* Work to do:
Filter this material down to the lines that hold "possesso", copying each one.

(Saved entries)

>> begin

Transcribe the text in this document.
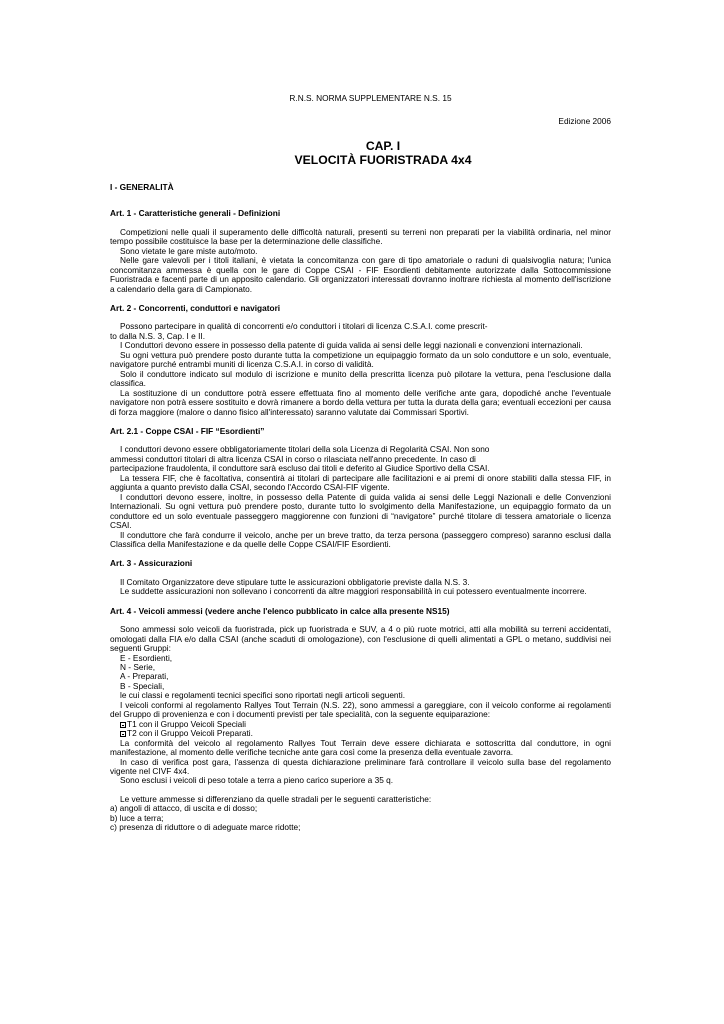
R.N.S. NORMA SUPPLEMENTARE N.S. 15

Edizione 2006

CAP. I

VELOCITÀ FUORISTRADA 4x4

I - GENERALITÀ

Art. 1 - Caratteristiche generali - Definizioni

Competizioni nelle quali il superamento delle difficoltà naturali, presenti su terreni non preparati per la viabilità ordinaria, nel minor tempo possibile costituisce la base per la determinazione delle classifiche.

Sono vietate le gare miste auto/moto.

Nelle gare valevoli per i titoli italiani, è vietata la concomitanza con gare di tipo amatoriale o raduni di qualsivoglia natura; l'unica concomitanza ammessa è quella con le gare di Coppe CSAI - FIF Esordienti debitamente autorizzate dalla Sottocommissione Fuoristrada e facenti parte di un apposito calendario. Gli organizzatori interessati dovranno inoltrare richiesta al momento dell'iscrizione a calendario della gara di Campionato.

Art. 2 - Concorrenti, conduttori e navigatori

Possono partecipare in qualità di concorrenti e/o conduttori i titolari di licenza C.S.A.I. come prescrit-

to dalla N.S. 3, Cap. I e II.

I Conduttori devono essere in possesso della patente di guida valida ai sensi delle leggi nazionali e convenzioni internazionali.

Su ogni vettura può prendere posto durante tutta la competizione un equipaggio formato da un solo conduttore e un solo, eventuale, navigatore purché entrambi muniti di licenza C.S.A.I. in corso di validità.

Solo il conduttore indicato sul modulo di iscrizione e munito della prescritta licenza può pilotare la vettura, pena l'esclusione dalla classifica.

La sostituzione di un conduttore potrà essere effettuata fino al momento delle verifiche ante gara, dopodiché anche l'eventuale navigatore non potrà essere sostituito e dovrà rimanere a bordo della vettura per tutta la durata della gara; eventuali eccezioni per causa di forza maggiore (malore o danno fisico all'interessato) saranno valutate dai Commissari Sportivi.

Art. 2.1 - Coppe CSAI - FIF “Esordienti”

I conduttori devono essere obbligatoriamente titolari della sola Licenza di Regolarità CSAI. Non sono

ammessi conduttori titolari di altra licenza CSAI in corso o rilasciata nell'anno precedente. In caso di

partecipazione fraudolenta, il conduttore sarà escluso dai titoli e deferito al Giudice Sportivo della CSAI.

La tessera FIF, che è facoltativa, consentirà ai titolari di partecipare alle facilitazioni e ai premi di onore stabiliti dalla stessa FIF, in aggiunta a quanto previsto dalla CSAI, secondo l'Accordo CSAI-FIF vigente.

I conduttori devono essere, inoltre, in possesso della Patente di guida valida ai sensi delle Leggi Nazionali e delle Convenzioni Internazionali. Su ogni vettura può prendere posto, durante tutto lo svolgimento della Manifestazione, un equipaggio formato da un conduttore ed un solo eventuale passeggero maggiorenne con funzioni di “navigatore” purché titolare di tessera amatoriale o licenza CSAI.

Il conduttore che farà condurre il veicolo, anche per un breve tratto, da terza persona (passeggero compreso) saranno esclusi dalla Classifica della Manifestazione e da quelle delle Coppe CSAI/FIF Esordienti.

Art. 3 - Assicurazioni

Il Comitato Organizzatore deve stipulare tutte le assicurazioni obbligatorie previste dalla N.S. 3.

Le suddette assicurazioni non sollevano i concorrenti da altre maggiori responsabilità in cui potessero eventualmente incorrere.

Art. 4 - Veicoli ammessi (vedere anche l'elenco pubblicato in calce alla presente NS15)

Sono ammessi solo veicoli da fuoristrada, pick up fuoristrada e SUV, a 4 o più ruote motrici, atti alla mobilità su terreni accidentati, omologati dalla FIA e/o dalla CSAI (anche scaduti di omologazione), con l'esclusione di quelli alimentati a GPL o metano, suddivisi nei seguenti Gruppi:

E - Esordienti,

N - Serie,

A - Preparati,

B - Speciali,

le cui classi e regolamenti tecnici specifici sono riportati negli articoli seguenti.

I veicoli conformi al regolamento Rallyes Tout Terrain (N.S. 22), sono ammessi a gareggiare, con il veicolo conforme ai regolamenti del Gruppo di provenienza e con i documenti previsti per tale specialità, con la seguente equiparazione:

T1 con il Gruppo Veicoli Speciali

T2 con il Gruppo Veicoli Preparati.

La conformità del veicolo al regolamento Rallyes Tout Terrain deve essere dichiarata e sottoscritta dal conduttore, in ogni manifestazione, al momento delle verifiche tecniche ante gara così come la presenza della eventuale zavorra.

In caso di verifica post gara, l'assenza di questa dichiarazione preliminare farà controllare il veicolo sulla base del regolamento vigente nel CIVF 4x4.

Sono esclusi i veicoli di peso totale a terra a pieno carico superiore a 35 q.

Le vetture ammesse si differenziano da quelle stradali per le seguenti caratteristiche:

a) angoli di attacco, di uscita e di dosso;

b) luce a terra;

c) presenza di riduttore o di adeguate marce ridotte;
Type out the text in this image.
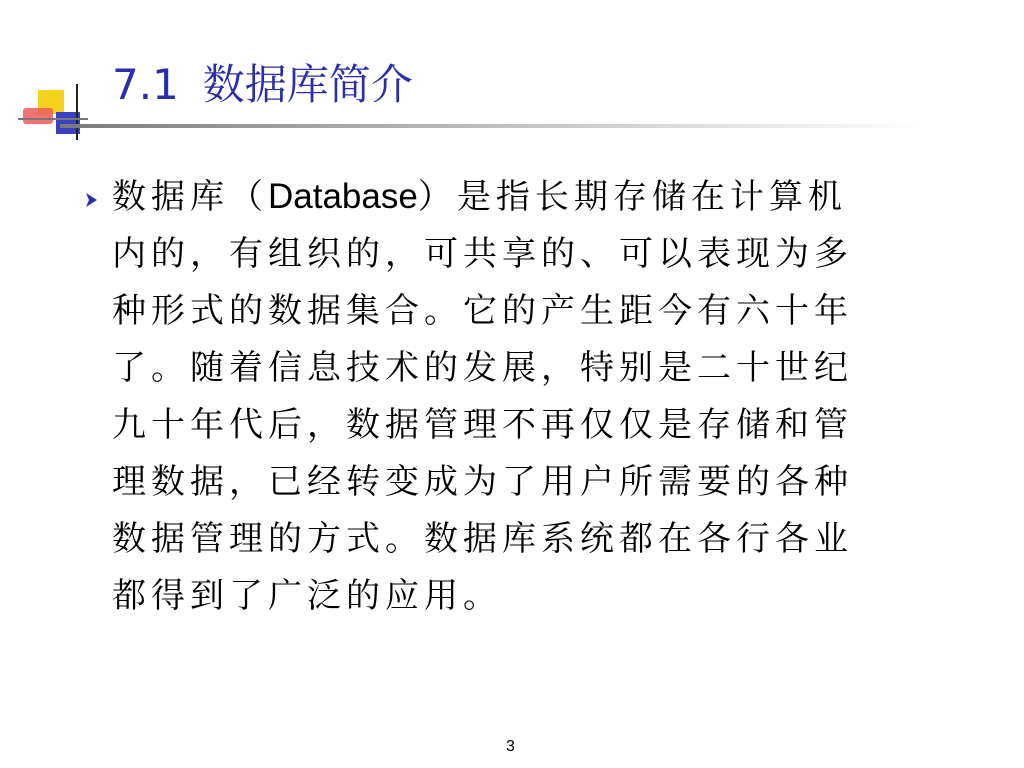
7.1 数据库简介

数据库（Database）是指长期存储在计算机
内的，有组织的，可共享的、可以表现为多
种形式的数据集合。它的产生距今有六十年
了。随着信息技术的发展，特别是二十世纪
九十年代后，数据管理不再仅仅是存储和管
理数据，已经转变成为了用户所需要的各种
数据管理的方式。数据库系统都在各行各业
都得到了广泛的应用。

3
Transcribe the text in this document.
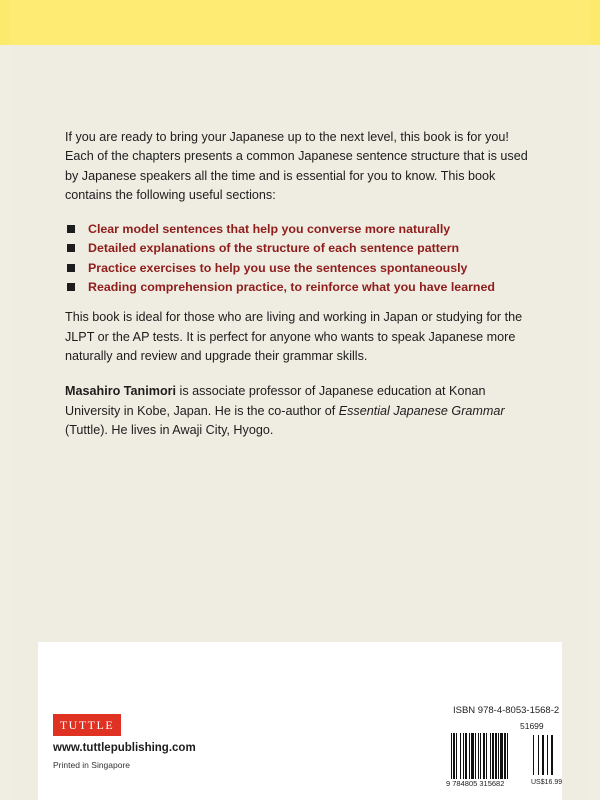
If you are ready to bring your Japanese up to the next level, this book is for you! Each of the chapters presents a common Japanese sentence structure that is used by Japanese speakers all the time and is essential for you to know. This book contains the following useful sections:

Clear model sentences that help you converse more naturally
Detailed explanations of the structure of each sentence pattern
Practice exercises to help you use the sentences spontaneously
Reading comprehension practice, to reinforce what you have learned

This book is ideal for those who are living and working in Japan or studying for the JLPT or the AP tests. It is perfect for anyone who wants to speak Japanese more naturally and review and upgrade their grammar skills.

Masahiro Tanimori is associate professor of Japanese education at Konan University in Kobe, Japan. He is the co-author of Essential Japanese Grammar (Tuttle). He lives in Awaji City, Hyogo.

TUTTLE
www.tuttlepublishing.com
Printed in Singapore
ISBN 978-4-8053-1568-2
51699
9 784805 315682	US$16.99
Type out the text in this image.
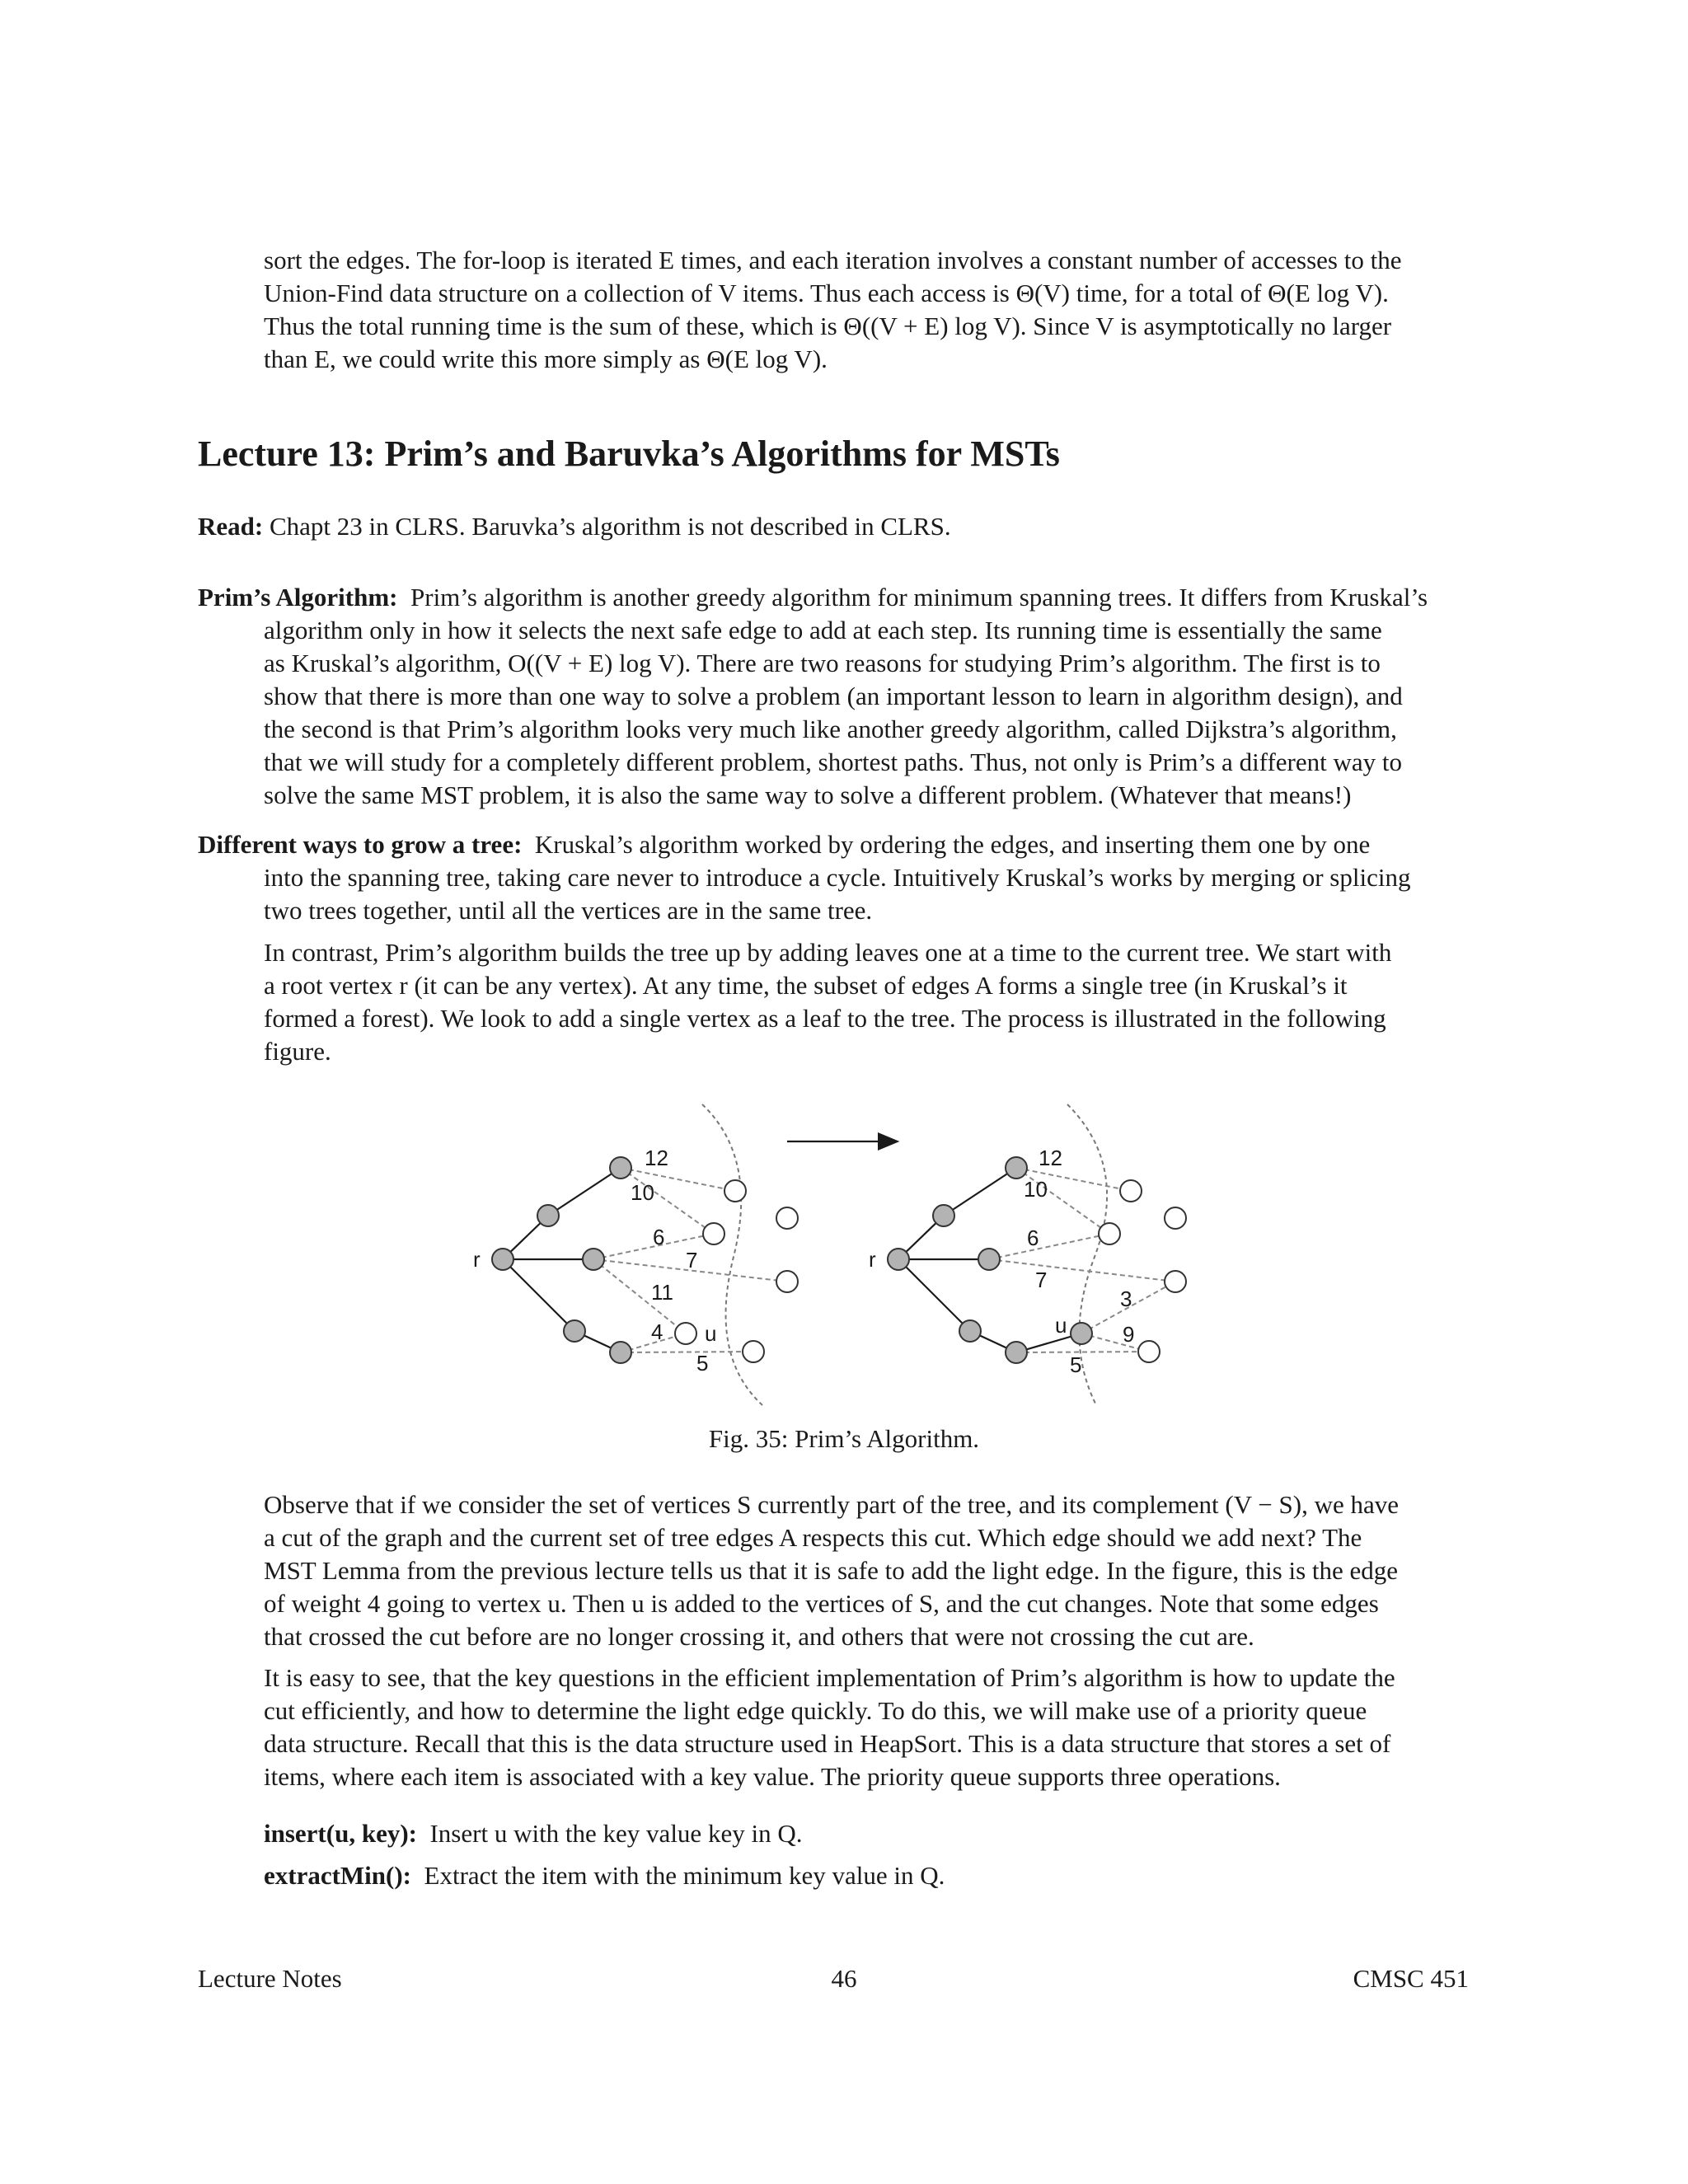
sort the edges. The for-loop is iterated E times, and each iteration involves a constant number of accesses to the
Union-Find data structure on a collection of V items. Thus each access is Θ(V) time, for a total of Θ(E log V).
Thus the total running time is the sum of these, which is Θ((V + E) log V). Since V is asymptotically no larger
than E, we could write this more simply as Θ(E log V).
Lecture 13: Prim’s and Baruvka’s Algorithms for MSTs
Read: Chapt 23 in CLRS. Baruvka’s algorithm is not described in CLRS.
Prim’s Algorithm: Prim’s algorithm is another greedy algorithm for minimum spanning trees. It differs from Kruskal’s
algorithm only in how it selects the next safe edge to add at each step. Its running time is essentially the same
as Kruskal’s algorithm, O((V + E) log V). There are two reasons for studying Prim’s algorithm. The first is to
show that there is more than one way to solve a problem (an important lesson to learn in algorithm design), and
the second is that Prim’s algorithm looks very much like another greedy algorithm, called Dijkstra’s algorithm,
that we will study for a completely different problem, shortest paths. Thus, not only is Prim’s a different way to
solve the same MST problem, it is also the same way to solve a different problem. (Whatever that means!)
Different ways to grow a tree: Kruskal’s algorithm worked by ordering the edges, and inserting them one by one
into the spanning tree, taking care never to introduce a cycle. Intuitively Kruskal’s works by merging or splicing
two trees together, until all the vertices are in the same tree.
In contrast, Prim’s algorithm builds the tree up by adding leaves one at a time to the current tree. We start with
a root vertex r (it can be any vertex). At any time, the subset of edges A forms a single tree (in Kruskal’s it
formed a forest). We look to add a single vertex as a leaf to the tree. The process is illustrated in the following
figure.
r
u
12
10
6
7
11
4
5
r
u
12
10
6
7
3
9
5
Fig. 35: Prim’s Algorithm.
Observe that if we consider the set of vertices S currently part of the tree, and its complement (V − S), we have
a cut of the graph and the current set of tree edges A respects this cut. Which edge should we add next? The
MST Lemma from the previous lecture tells us that it is safe to add the light edge. In the figure, this is the edge
of weight 4 going to vertex u. Then u is added to the vertices of S, and the cut changes. Note that some edges
that crossed the cut before are no longer crossing it, and others that were not crossing the cut are.
It is easy to see, that the key questions in the efficient implementation of Prim’s algorithm is how to update the
cut efficiently, and how to determine the light edge quickly. To do this, we will make use of a priority queue
data structure. Recall that this is the data structure used in HeapSort. This is a data structure that stores a set of
items, where each item is associated with a key value. The priority queue supports three operations.
insert(u, key): Insert u with the key value key in Q.
extractMin(): Extract the item with the minimum key value in Q.
Lecture Notes	46	CMSC 451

>> end

* Solution for this problem:
I Conduttori devono essere in possesso della patente di guida valida ai sensi delle leggi nazionali e convenzioni internazionali.
I conduttori devono essere, inoltre, in possesso della Patente di guida valida ai sensi delle Leggi Nazionali e delle Convenzioni Internazionali. Su ogni vettura può prendere posto, durante tutto lo svolgimento della Manifestazione, un equipaggio formato da un conduttore ed un solo eventuale passeggero maggiorenne con funzioni di “navigatore” purché titolare di tessera amatoriale o licenza CSAI.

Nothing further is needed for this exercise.